[Records from a collection]

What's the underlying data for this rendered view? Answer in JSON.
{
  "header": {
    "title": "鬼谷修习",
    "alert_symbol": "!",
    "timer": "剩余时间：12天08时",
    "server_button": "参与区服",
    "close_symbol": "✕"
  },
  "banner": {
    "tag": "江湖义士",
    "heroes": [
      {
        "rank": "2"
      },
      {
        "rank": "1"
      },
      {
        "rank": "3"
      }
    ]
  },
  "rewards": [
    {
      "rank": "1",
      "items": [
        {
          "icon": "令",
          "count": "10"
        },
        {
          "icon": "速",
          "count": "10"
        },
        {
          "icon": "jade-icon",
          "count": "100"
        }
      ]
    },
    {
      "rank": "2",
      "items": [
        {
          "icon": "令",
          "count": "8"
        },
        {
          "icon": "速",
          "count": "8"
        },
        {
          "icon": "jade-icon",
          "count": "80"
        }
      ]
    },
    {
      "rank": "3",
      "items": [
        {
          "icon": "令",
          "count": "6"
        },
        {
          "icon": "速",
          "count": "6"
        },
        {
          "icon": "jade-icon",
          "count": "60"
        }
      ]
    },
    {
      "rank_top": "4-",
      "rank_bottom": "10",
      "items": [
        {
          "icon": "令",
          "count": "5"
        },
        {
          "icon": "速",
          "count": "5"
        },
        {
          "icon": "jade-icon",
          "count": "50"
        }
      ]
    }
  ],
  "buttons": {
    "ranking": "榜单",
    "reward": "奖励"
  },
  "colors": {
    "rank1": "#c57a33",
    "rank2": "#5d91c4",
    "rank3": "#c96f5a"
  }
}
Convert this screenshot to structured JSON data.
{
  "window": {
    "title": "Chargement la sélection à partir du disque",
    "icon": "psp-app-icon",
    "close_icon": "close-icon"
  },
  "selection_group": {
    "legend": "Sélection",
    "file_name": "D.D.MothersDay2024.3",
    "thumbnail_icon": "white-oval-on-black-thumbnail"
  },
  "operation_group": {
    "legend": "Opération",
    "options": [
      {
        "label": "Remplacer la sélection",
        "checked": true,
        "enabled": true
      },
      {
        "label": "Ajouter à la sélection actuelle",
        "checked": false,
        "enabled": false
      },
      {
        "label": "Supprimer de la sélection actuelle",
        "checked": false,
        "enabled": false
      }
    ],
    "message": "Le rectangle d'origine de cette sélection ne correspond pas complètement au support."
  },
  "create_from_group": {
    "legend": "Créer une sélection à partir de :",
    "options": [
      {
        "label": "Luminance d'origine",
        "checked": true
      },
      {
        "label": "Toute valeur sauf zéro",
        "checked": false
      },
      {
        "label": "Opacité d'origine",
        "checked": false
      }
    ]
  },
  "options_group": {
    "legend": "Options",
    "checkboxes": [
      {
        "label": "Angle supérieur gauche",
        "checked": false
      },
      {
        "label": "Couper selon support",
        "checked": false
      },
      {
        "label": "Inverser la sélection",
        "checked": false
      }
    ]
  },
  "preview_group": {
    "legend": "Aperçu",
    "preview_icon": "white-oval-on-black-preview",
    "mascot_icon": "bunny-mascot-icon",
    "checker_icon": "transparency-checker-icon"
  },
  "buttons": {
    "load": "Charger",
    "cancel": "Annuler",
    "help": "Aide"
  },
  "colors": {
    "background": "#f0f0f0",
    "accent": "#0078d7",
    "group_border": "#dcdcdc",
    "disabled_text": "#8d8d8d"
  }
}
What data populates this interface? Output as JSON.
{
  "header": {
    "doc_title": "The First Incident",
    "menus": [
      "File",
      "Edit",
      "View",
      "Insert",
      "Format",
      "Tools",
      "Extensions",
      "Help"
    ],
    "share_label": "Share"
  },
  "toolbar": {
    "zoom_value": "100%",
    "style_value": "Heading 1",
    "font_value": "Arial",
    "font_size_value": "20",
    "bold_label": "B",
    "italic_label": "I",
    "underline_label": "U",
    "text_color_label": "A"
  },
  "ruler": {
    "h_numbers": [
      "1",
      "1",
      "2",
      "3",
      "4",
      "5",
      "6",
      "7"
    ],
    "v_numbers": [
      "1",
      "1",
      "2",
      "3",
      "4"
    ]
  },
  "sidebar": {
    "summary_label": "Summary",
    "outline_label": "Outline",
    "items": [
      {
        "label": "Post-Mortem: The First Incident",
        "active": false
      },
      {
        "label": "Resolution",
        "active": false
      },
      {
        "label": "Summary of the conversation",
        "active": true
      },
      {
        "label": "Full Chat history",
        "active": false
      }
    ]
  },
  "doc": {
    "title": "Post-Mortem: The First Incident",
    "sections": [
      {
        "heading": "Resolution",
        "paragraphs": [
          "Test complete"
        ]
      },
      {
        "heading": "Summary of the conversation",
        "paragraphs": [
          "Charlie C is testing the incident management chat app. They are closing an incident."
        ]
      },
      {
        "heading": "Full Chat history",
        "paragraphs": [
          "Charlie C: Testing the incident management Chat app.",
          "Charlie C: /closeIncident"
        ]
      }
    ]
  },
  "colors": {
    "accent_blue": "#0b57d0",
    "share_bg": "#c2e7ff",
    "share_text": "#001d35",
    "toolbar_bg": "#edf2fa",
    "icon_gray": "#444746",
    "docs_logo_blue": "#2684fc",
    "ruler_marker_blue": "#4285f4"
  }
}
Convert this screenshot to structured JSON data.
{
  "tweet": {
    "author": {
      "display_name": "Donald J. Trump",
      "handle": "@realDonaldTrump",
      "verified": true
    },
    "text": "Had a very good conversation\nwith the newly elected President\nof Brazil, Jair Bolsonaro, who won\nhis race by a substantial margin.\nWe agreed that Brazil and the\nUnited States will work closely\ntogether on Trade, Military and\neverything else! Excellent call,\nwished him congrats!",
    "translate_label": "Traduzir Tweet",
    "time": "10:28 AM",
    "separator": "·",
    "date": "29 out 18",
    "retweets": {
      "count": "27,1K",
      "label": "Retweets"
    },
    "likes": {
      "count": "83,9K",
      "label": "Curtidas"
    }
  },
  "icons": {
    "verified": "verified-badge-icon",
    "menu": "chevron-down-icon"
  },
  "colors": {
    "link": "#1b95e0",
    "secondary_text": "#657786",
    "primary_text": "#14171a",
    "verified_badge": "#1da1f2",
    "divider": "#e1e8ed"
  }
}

### WRITTEN PROBLEM:
Output the listing above without altering a single character.

### TASK ANSWER:
What's the underlying data for this rendered view? Answer in JSON.
{
  "header": {
    "title": "鬼谷修习",
    "alert_symbol": "!",
    "timer": "剩余时间：12天08时",
    "server_button": "参与区服",
    "close_symbol": "✕"
  },
  "banner": {
    "tag": "江湖义士",
    "heroes": [
      {
        "rank": "2"
      },
      {
        "rank": "1"
      },
      {
        "rank": "3"
      }
    ]
  },
  "rewards": [
    {
      "rank": "1",
      "items": [
        {
          "icon": "令",
          "count": "10"
        },
        {
          "icon": "速",
          "count": "10"
        },
        {
          "icon": "jade-icon",
          "count": "100"
        }
      ]
    },
    {
      "rank": "2",
      "items": [
        {
          "icon": "令",
          "count": "8"
        },
        {
          "icon": "速",
          "count": "8"
        },
        {
          "icon": "jade-icon",
          "count": "80"
        }
      ]
    },
    {
      "rank": "3",
      "items": [
        {
          "icon": "令",
          "count": "6"
        },
        {
          "icon": "速",
          "count": "6"
        },
        {
          "icon": "jade-icon",
          "count": "60"
        }
      ]
    },
    {
      "rank_top": "4-",
      "rank_bottom": "10",
      "items": [
        {
          "icon": "令",
          "count": "5"
        },
        {
          "icon": "速",
          "count": "5"
        },
        {
          "icon": "jade-icon",
          "count": "50"
        }
      ]
    }
  ],
  "buttons": {
    "ranking": "榜单",
    "reward": "奖励"
  },
  "colors": {
    "rank1": "#c57a33",
    "rank2": "#5d91c4",
    "rank3": "#c96f5a"
  }
}
Convert this screenshot to structured JSON data.
{
  "window": {
    "title": "Chargement la sélection à partir du disque",
    "icon": "psp-app-icon",
    "close_icon": "close-icon"
  },
  "selection_group": {
    "legend": "Sélection",
    "file_name": "D.D.MothersDay2024.3",
    "thumbnail_icon": "white-oval-on-black-thumbnail"
  },
  "operation_group": {
    "legend": "Opération",
    "options": [
      {
        "label": "Remplacer la sélection",
        "checked": true,
        "enabled": true
      },
      {
        "label": "Ajouter à la sélection actuelle",
        "checked": false,
        "enabled": false
      },
      {
        "label": "Supprimer de la sélection actuelle",
        "checked": false,
        "enabled": false
      }
    ],
    "message": "Le rectangle d'origine de cette sélection ne correspond pas complètement au support."
  },
  "create_from_group": {
    "legend": "Créer une sélection à partir de :",
    "options": [
      {
        "label": "Luminance d'origine",
        "checked": true
      },
      {
        "label": "Toute valeur sauf zéro",
        "checked": false
      },
      {
        "label": "Opacité d'origine",
        "checked": false
      }
    ]
  },
  "options_group": {
    "legend": "Options",
    "checkboxes": [
      {
        "label": "Angle supérieur gauche",
        "checked": false
      },
      {
        "label": "Couper selon support",
        "checked": false
      },
      {
        "label": "Inverser la sélection",
        "checked": false
      }
    ]
  },
  "preview_group": {
    "legend": "Aperçu",
    "preview_icon": "white-oval-on-black-preview",
    "mascot_icon": "bunny-mascot-icon",
    "checker_icon": "transparency-checker-icon"
  },
  "buttons": {
    "load": "Charger",
    "cancel": "Annuler",
    "help": "Aide"
  },
  "colors": {
    "background": "#f0f0f0",
    "accent": "#0078d7",
    "group_border": "#dcdcdc",
    "disabled_text": "#8d8d8d"
  }
}
What data populates this interface? Output as JSON.
{
  "header": {
    "doc_title": "The First Incident",
    "menus": [
      "File",
      "Edit",
      "View",
      "Insert",
      "Format",
      "Tools",
      "Extensions",
      "Help"
    ],
    "share_label": "Share"
  },
  "toolbar": {
    "zoom_value": "100%",
    "style_value": "Heading 1",
    "font_value": "Arial",
    "font_size_value": "20",
    "bold_label": "B",
    "italic_label": "I",
    "underline_label": "U",
    "text_color_label": "A"
  },
  "ruler": {
    "h_numbers": [
      "1",
      "1",
      "2",
      "3",
      "4",
      "5",
      "6",
      "7"
    ],
    "v_numbers": [
      "1",
      "1",
      "2",
      "3",
      "4"
    ]
  },
  "sidebar": {
    "summary_label": "Summary",
    "outline_label": "Outline",
    "items": [
      {
        "label": "Post-Mortem: The First Incident",
        "active": false
      },
      {
        "label": "Resolution",
        "active": false
      },
      {
        "label": "Summary of the conversation",
        "active": true
      },
      {
        "label": "Full Chat history",
        "active": false
      }
    ]
  },
  "doc": {
    "title": "Post-Mortem: The First Incident",
    "sections": [
      {
        "heading": "Resolution",
        "paragraphs": [
          "Test complete"
        ]
      },
      {
        "heading": "Summary of the conversation",
        "paragraphs": [
          "Charlie C is testing the incident management chat app. They are closing an incident."
        ]
      },
      {
        "heading": "Full Chat history",
        "paragraphs": [
          "Charlie C: Testing the incident management Chat app.",
          "Charlie C: /closeIncident"
        ]
      }
    ]
  },
  "colors": {
    "accent_blue": "#0b57d0",
    "share_bg": "#c2e7ff",
    "share_text": "#001d35",
    "toolbar_bg": "#edf2fa",
    "icon_gray": "#444746",
    "docs_logo_blue": "#2684fc",
    "ruler_marker_blue": "#4285f4"
  }
}
Convert this screenshot to structured JSON data.
{
  "tweet": {
    "author": {
      "display_name": "Donald J. Trump",
      "handle": "@realDonaldTrump",
      "verified": true
    },
    "text": "Had a very good conversation\nwith the newly elected President\nof Brazil, Jair Bolsonaro, who won\nhis race by a substantial margin.\nWe agreed that Brazil and the\nUnited States will work closely\ntogether on Trade, Military and\neverything else! Excellent call,\nwished him congrats!",
    "translate_label": "Traduzir Tweet",
    "time": "10:28 AM",
    "separator": "·",
    "date": "29 out 18",
    "retweets": {
      "count": "27,1K",
      "label": "Retweets"
    },
    "likes": {
      "count": "83,9K",
      "label": "Curtidas"
    }
  },
  "icons": {
    "verified": "verified-badge-icon",
    "menu": "chevron-down-icon"
  },
  "colors": {
    "link": "#1b95e0",
    "secondary_text": "#657786",
    "primary_text": "#14171a",
    "verified_badge": "#1da1f2",
    "divider": "#e1e8ed"
  }
}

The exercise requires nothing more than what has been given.